- CHALLENGE -
Omit all images, then return the remaining material exactly as it stands.

Dataset items
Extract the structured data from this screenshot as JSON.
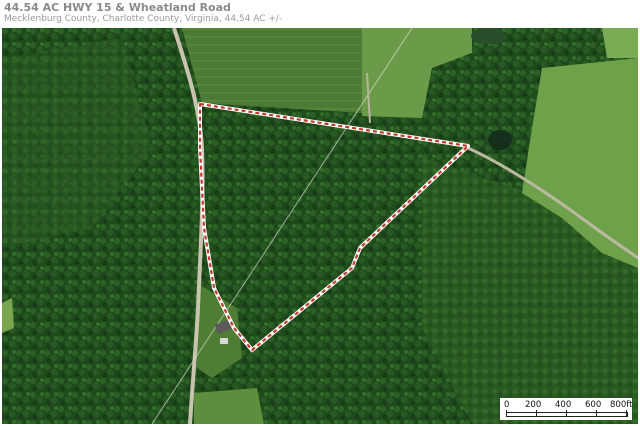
{
  "header": {
    "title": "44.54 AC HWY 15 & Wheatland Road",
    "subtitle": "Mecklenburg County, Charlotte County, Virginia, 44.54 AC +/-"
  },
  "map": {
    "type": "aerial-satellite",
    "parcel_boundary_color": "#ffffff",
    "parcel_boundary_dash_color": "#c0392b",
    "forest_color": "#1f4f1c",
    "field_color": "#5a8a3a",
    "road_color": "#c9c4b0"
  },
  "scale_bar": {
    "labels": [
      "0",
      "200",
      "400",
      "600",
      "800ft"
    ]
  }
}
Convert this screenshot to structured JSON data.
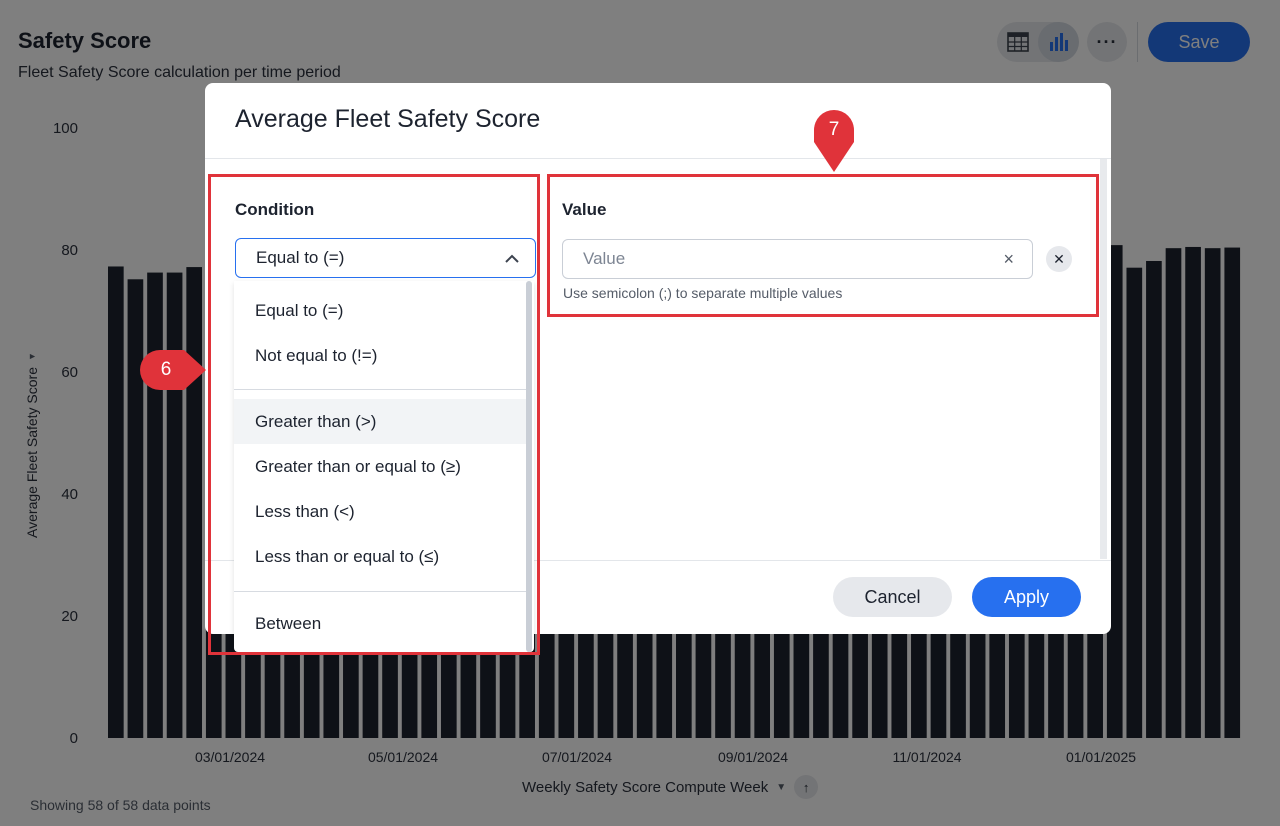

- EXERCISE ANSWER -
Extract the structured data from this screenshot as JSON.
{
  "header": {
    "title": "44.54 AC HWY 15 & Wheatland Road",
    "subtitle": "Mecklenburg County, Charlotte County, Virginia, 44.54 AC +/-"
  },
  "map": {
    "type": "aerial-satellite",
    "parcel_boundary_color": "#ffffff",
    "parcel_boundary_dash_color": "#c0392b",
    "forest_color": "#1f4f1c",
    "field_color": "#5a8a3a",
    "road_color": "#c9c4b0"
  },
  "scale_bar": {
    "labels": [
      "0",
      "200",
      "400",
      "600",
      "800ft"
    ]
  }
}
Convert this screenshot to structured JSON data.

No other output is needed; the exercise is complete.